▶ RECORDS SUPPLIED
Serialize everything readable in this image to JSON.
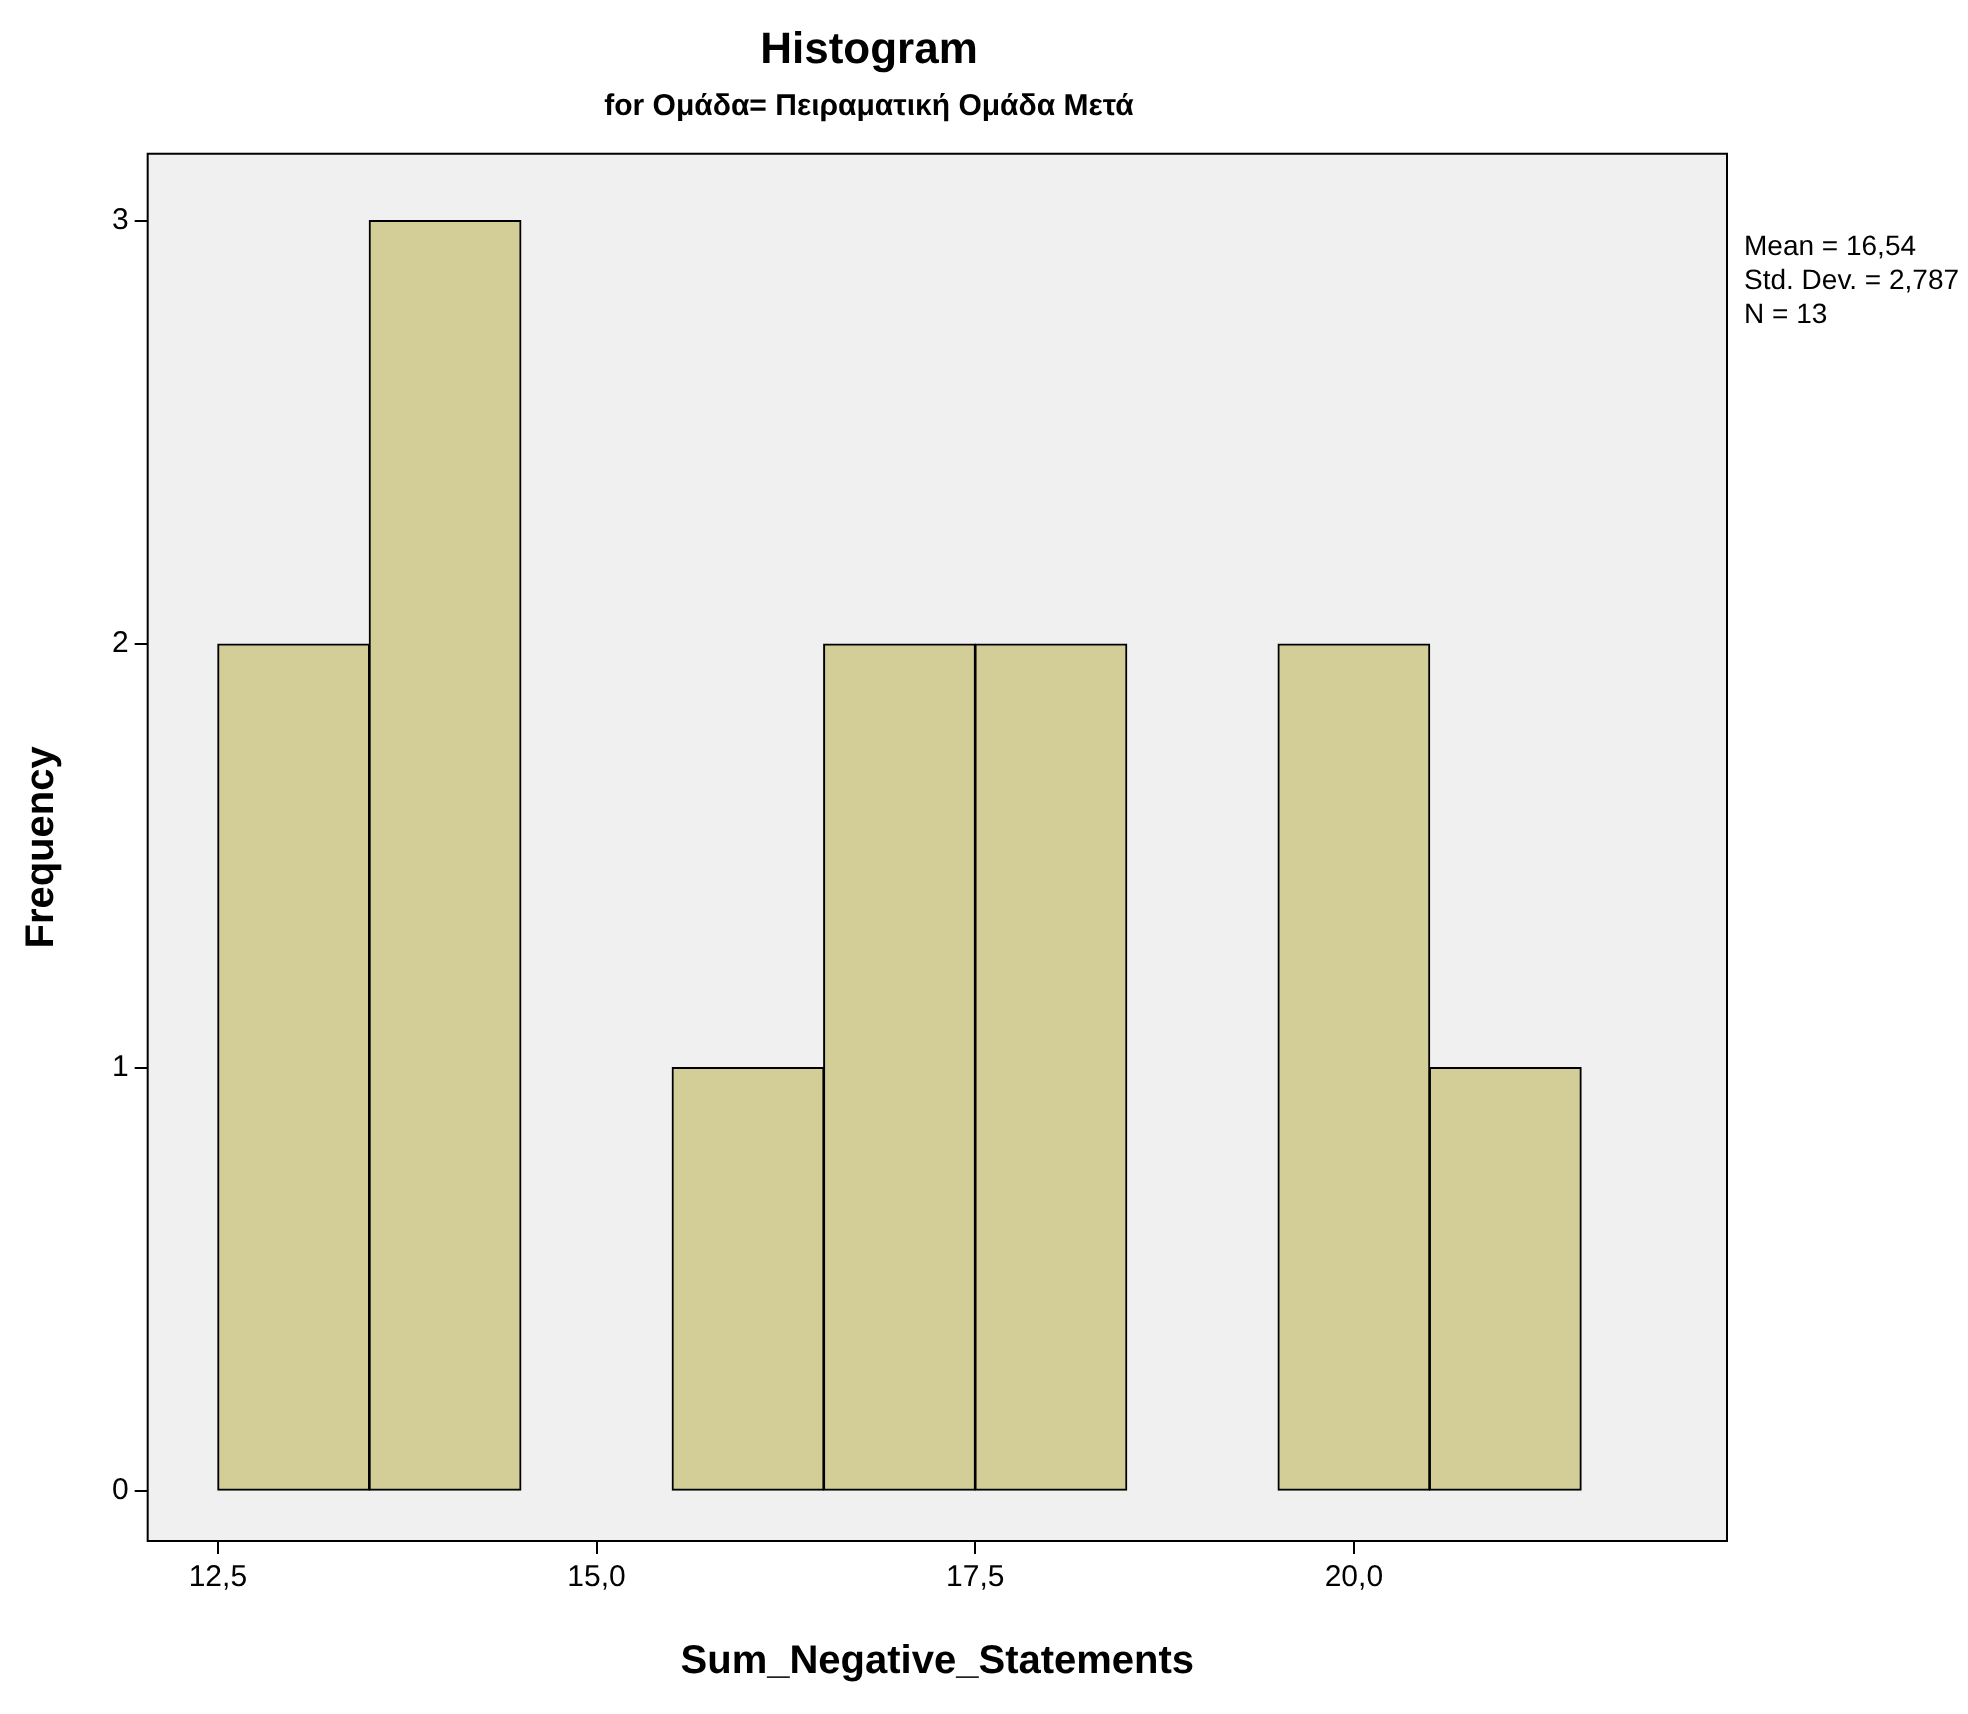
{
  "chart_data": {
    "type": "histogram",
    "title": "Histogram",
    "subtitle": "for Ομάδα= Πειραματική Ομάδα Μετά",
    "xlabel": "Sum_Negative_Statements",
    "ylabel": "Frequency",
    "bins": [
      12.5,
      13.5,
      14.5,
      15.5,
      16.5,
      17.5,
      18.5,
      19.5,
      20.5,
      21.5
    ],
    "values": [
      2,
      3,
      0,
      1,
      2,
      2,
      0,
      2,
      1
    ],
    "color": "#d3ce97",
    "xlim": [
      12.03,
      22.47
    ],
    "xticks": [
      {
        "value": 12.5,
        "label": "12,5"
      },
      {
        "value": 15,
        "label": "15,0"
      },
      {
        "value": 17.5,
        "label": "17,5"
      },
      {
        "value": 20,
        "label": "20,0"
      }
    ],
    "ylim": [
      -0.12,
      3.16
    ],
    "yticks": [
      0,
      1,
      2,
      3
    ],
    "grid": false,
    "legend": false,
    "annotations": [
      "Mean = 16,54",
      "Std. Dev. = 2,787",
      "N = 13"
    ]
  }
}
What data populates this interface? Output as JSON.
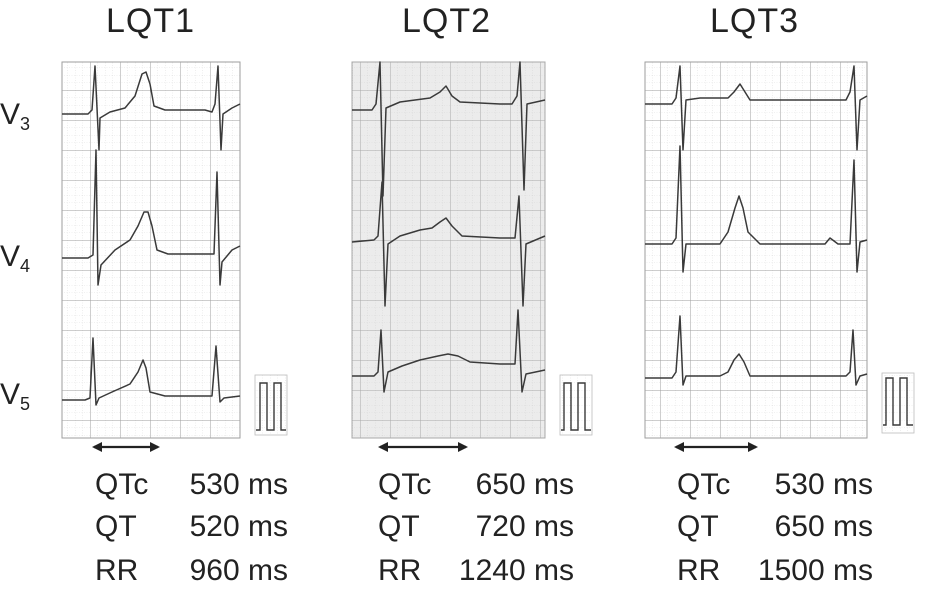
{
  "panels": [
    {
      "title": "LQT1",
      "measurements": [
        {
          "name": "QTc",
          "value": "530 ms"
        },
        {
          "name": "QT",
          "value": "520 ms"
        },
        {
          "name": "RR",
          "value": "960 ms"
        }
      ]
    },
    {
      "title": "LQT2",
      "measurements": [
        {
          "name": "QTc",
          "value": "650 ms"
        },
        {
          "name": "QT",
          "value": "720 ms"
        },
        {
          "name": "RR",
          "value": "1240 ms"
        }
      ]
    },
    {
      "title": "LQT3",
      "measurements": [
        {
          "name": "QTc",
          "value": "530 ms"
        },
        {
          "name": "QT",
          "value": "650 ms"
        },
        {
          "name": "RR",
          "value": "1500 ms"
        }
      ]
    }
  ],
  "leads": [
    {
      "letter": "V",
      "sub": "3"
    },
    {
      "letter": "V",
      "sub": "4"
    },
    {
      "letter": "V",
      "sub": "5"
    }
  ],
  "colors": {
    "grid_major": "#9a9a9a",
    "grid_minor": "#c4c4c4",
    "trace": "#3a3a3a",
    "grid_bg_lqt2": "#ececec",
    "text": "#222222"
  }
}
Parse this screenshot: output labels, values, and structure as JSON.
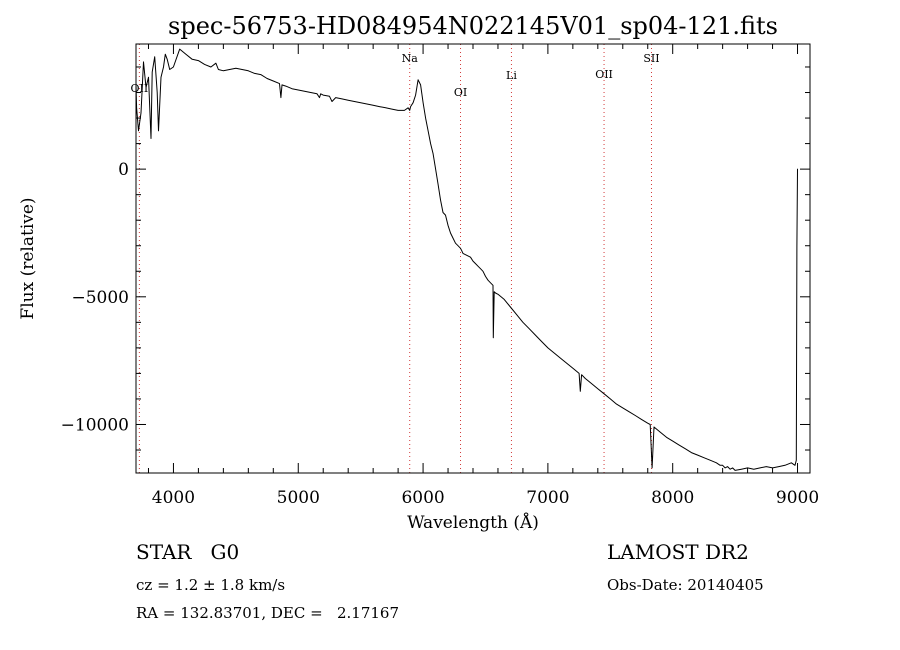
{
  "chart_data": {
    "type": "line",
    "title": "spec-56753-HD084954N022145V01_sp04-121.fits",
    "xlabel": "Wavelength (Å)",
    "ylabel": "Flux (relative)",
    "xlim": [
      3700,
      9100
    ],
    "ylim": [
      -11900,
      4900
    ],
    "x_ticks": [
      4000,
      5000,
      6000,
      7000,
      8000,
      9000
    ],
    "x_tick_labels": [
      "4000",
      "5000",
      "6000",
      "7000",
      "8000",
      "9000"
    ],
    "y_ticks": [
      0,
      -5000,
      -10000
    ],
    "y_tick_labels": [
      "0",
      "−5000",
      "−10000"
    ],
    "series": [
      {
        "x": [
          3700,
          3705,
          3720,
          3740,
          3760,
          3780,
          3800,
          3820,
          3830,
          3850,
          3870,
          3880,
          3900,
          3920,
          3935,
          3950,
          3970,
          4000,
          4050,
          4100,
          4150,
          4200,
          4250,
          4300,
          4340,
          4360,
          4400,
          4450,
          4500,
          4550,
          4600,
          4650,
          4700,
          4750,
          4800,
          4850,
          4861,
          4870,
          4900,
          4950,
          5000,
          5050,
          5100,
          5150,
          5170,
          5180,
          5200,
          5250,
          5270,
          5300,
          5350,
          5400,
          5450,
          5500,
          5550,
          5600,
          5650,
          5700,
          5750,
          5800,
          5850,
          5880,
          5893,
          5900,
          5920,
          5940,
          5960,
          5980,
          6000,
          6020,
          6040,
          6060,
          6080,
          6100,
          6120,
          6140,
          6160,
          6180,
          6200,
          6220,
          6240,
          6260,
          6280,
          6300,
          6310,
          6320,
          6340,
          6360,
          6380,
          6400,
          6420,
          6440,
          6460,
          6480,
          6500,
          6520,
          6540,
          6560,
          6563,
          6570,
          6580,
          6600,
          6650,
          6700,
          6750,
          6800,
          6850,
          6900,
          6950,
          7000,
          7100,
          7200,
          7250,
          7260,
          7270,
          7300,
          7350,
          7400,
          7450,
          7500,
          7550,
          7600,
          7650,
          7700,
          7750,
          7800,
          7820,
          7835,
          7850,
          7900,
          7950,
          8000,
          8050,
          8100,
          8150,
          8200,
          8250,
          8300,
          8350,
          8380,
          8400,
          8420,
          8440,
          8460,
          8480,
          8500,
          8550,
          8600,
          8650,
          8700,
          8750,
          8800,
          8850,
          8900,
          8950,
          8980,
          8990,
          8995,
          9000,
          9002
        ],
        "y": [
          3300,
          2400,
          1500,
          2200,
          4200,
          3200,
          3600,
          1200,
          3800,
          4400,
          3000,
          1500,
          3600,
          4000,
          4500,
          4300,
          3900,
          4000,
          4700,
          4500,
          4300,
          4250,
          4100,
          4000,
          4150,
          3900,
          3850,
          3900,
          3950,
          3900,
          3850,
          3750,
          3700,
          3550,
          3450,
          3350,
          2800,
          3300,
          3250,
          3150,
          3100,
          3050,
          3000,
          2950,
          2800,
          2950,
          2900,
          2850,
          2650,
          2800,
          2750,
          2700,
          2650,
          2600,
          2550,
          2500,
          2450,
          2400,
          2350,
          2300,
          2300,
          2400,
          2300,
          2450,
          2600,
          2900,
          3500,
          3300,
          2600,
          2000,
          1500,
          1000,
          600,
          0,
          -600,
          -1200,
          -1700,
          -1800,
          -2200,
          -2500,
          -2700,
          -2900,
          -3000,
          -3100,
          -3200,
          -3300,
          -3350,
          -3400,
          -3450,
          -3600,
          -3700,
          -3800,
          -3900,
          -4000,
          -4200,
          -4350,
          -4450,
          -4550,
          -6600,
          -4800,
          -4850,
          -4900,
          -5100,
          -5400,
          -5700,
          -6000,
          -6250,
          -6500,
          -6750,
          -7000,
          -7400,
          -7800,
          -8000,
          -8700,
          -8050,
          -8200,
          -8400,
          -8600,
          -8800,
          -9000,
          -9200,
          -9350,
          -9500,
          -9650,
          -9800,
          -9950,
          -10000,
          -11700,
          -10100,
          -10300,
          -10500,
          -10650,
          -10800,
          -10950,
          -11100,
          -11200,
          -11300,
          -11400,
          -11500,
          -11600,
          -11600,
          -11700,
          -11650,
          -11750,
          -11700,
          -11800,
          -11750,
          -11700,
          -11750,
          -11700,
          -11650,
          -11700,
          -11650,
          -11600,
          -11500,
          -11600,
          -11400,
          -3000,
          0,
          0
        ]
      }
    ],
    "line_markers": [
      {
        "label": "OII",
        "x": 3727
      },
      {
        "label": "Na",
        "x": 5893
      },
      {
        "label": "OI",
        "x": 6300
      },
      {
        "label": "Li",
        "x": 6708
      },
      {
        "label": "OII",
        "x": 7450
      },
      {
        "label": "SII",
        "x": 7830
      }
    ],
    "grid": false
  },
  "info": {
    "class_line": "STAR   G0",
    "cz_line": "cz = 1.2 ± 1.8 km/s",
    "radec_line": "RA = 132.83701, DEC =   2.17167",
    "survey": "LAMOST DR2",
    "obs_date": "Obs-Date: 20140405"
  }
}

▶ TASK DETAILS
Omitting all images, retype each line of the records precisely.

▶ RESULT OF THE TASK
Serialize everything readable in this image to JSON.
{
  "chart_data": {
    "type": "histogram",
    "title": "Histogram",
    "subtitle": "for Ομάδα= Πειραματική Ομάδα Μετά",
    "xlabel": "Sum_Negative_Statements",
    "ylabel": "Frequency",
    "bins": [
      12.5,
      13.5,
      14.5,
      15.5,
      16.5,
      17.5,
      18.5,
      19.5,
      20.5,
      21.5
    ],
    "values": [
      2,
      3,
      0,
      1,
      2,
      2,
      0,
      2,
      1
    ],
    "color": "#d3ce97",
    "xlim": [
      12.03,
      22.47
    ],
    "xticks": [
      {
        "value": 12.5,
        "label": "12,5"
      },
      {
        "value": 15,
        "label": "15,0"
      },
      {
        "value": 17.5,
        "label": "17,5"
      },
      {
        "value": 20,
        "label": "20,0"
      }
    ],
    "ylim": [
      -0.12,
      3.16
    ],
    "yticks": [
      0,
      1,
      2,
      3
    ],
    "grid": false,
    "legend": false,
    "annotations": [
      "Mean = 16,54",
      "Std. Dev. = 2,787",
      "N = 13"
    ]
  }
}
What data populates this interface? Output as JSON.
{
  "panels": [
    {
      "title": "LQT1",
      "measurements": [
        {
          "name": "QTc",
          "value": "530 ms"
        },
        {
          "name": "QT",
          "value": "520 ms"
        },
        {
          "name": "RR",
          "value": "960 ms"
        }
      ]
    },
    {
      "title": "LQT2",
      "measurements": [
        {
          "name": "QTc",
          "value": "650 ms"
        },
        {
          "name": "QT",
          "value": "720 ms"
        },
        {
          "name": "RR",
          "value": "1240 ms"
        }
      ]
    },
    {
      "title": "LQT3",
      "measurements": [
        {
          "name": "QTc",
          "value": "530 ms"
        },
        {
          "name": "QT",
          "value": "650 ms"
        },
        {
          "name": "RR",
          "value": "1500 ms"
        }
      ]
    }
  ],
  "leads": [
    {
      "letter": "V",
      "sub": "3"
    },
    {
      "letter": "V",
      "sub": "4"
    },
    {
      "letter": "V",
      "sub": "5"
    }
  ],
  "colors": {
    "grid_major": "#9a9a9a",
    "grid_minor": "#c4c4c4",
    "trace": "#3a3a3a",
    "grid_bg_lqt2": "#ececec",
    "text": "#222222"
  }
}
Parse this screenshot: output labels, values, and structure as JSON.
{
  "chart_data": {
    "type": "line",
    "title": "spec-56753-HD084954N022145V01_sp04-121.fits",
    "xlabel": "Wavelength (Å)",
    "ylabel": "Flux (relative)",
    "xlim": [
      3700,
      9100
    ],
    "ylim": [
      -11900,
      4900
    ],
    "x_ticks": [
      4000,
      5000,
      6000,
      7000,
      8000,
      9000
    ],
    "x_tick_labels": [
      "4000",
      "5000",
      "6000",
      "7000",
      "8000",
      "9000"
    ],
    "y_ticks": [
      0,
      -5000,
      -10000
    ],
    "y_tick_labels": [
      "0",
      "−5000",
      "−10000"
    ],
    "series": [
      {
        "x": [
          3700,
          3705,
          3720,
          3740,
          3760,
          3780,
          3800,
          3820,
          3830,
          3850,
          3870,
          3880,
          3900,
          3920,
          3935,
          3950,
          3970,
          4000,
          4050,
          4100,
          4150,
          4200,
          4250,
          4300,
          4340,
          4360,
          4400,
          4450,
          4500,
          4550,
          4600,
          4650,
          4700,
          4750,
          4800,
          4850,
          4861,
          4870,
          4900,
          4950,
          5000,
          5050,
          5100,
          5150,
          5170,
          5180,
          5200,
          5250,
          5270,
          5300,
          5350,
          5400,
          5450,
          5500,
          5550,
          5600,
          5650,
          5700,
          5750,
          5800,
          5850,
          5880,
          5893,
          5900,
          5920,
          5940,
          5960,
          5980,
          6000,
          6020,
          6040,
          6060,
          6080,
          6100,
          6120,
          6140,
          6160,
          6180,
          6200,
          6220,
          6240,
          6260,
          6280,
          6300,
          6310,
          6320,
          6340,
          6360,
          6380,
          6400,
          6420,
          6440,
          6460,
          6480,
          6500,
          6520,
          6540,
          6560,
          6563,
          6570,
          6580,
          6600,
          6650,
          6700,
          6750,
          6800,
          6850,
          6900,
          6950,
          7000,
          7100,
          7200,
          7250,
          7260,
          7270,
          7300,
          7350,
          7400,
          7450,
          7500,
          7550,
          7600,
          7650,
          7700,
          7750,
          7800,
          7820,
          7835,
          7850,
          7900,
          7950,
          8000,
          8050,
          8100,
          8150,
          8200,
          8250,
          8300,
          8350,
          8380,
          8400,
          8420,
          8440,
          8460,
          8480,
          8500,
          8550,
          8600,
          8650,
          8700,
          8750,
          8800,
          8850,
          8900,
          8950,
          8980,
          8990,
          8995,
          9000,
          9002
        ],
        "y": [
          3300,
          2400,
          1500,
          2200,
          4200,
          3200,
          3600,
          1200,
          3800,
          4400,
          3000,
          1500,
          3600,
          4000,
          4500,
          4300,
          3900,
          4000,
          4700,
          4500,
          4300,
          4250,
          4100,
          4000,
          4150,
          3900,
          3850,
          3900,
          3950,
          3900,
          3850,
          3750,
          3700,
          3550,
          3450,
          3350,
          2800,
          3300,
          3250,
          3150,
          3100,
          3050,
          3000,
          2950,
          2800,
          2950,
          2900,
          2850,
          2650,
          2800,
          2750,
          2700,
          2650,
          2600,
          2550,
          2500,
          2450,
          2400,
          2350,
          2300,
          2300,
          2400,
          2300,
          2450,
          2600,
          2900,
          3500,
          3300,
          2600,
          2000,
          1500,
          1000,
          600,
          0,
          -600,
          -1200,
          -1700,
          -1800,
          -2200,
          -2500,
          -2700,
          -2900,
          -3000,
          -3100,
          -3200,
          -3300,
          -3350,
          -3400,
          -3450,
          -3600,
          -3700,
          -3800,
          -3900,
          -4000,
          -4200,
          -4350,
          -4450,
          -4550,
          -6600,
          -4800,
          -4850,
          -4900,
          -5100,
          -5400,
          -5700,
          -6000,
          -6250,
          -6500,
          -6750,
          -7000,
          -7400,
          -7800,
          -8000,
          -8700,
          -8050,
          -8200,
          -8400,
          -8600,
          -8800,
          -9000,
          -9200,
          -9350,
          -9500,
          -9650,
          -9800,
          -9950,
          -10000,
          -11700,
          -10100,
          -10300,
          -10500,
          -10650,
          -10800,
          -10950,
          -11100,
          -11200,
          -11300,
          -11400,
          -11500,
          -11600,
          -11600,
          -11700,
          -11650,
          -11750,
          -11700,
          -11800,
          -11750,
          -11700,
          -11750,
          -11700,
          -11650,
          -11700,
          -11650,
          -11600,
          -11500,
          -11600,
          -11400,
          -3000,
          0,
          0
        ]
      }
    ],
    "line_markers": [
      {
        "label": "OII",
        "x": 3727
      },
      {
        "label": "Na",
        "x": 5893
      },
      {
        "label": "OI",
        "x": 6300
      },
      {
        "label": "Li",
        "x": 6708
      },
      {
        "label": "OII",
        "x": 7450
      },
      {
        "label": "SII",
        "x": 7830
      }
    ],
    "grid": false
  },
  "info": {
    "class_line": "STAR   G0",
    "cz_line": "cz = 1.2 ± 1.8 km/s",
    "radec_line": "RA = 132.83701, DEC =   2.17167",
    "survey": "LAMOST DR2",
    "obs_date": "Obs-Date: 20140405"
  }
}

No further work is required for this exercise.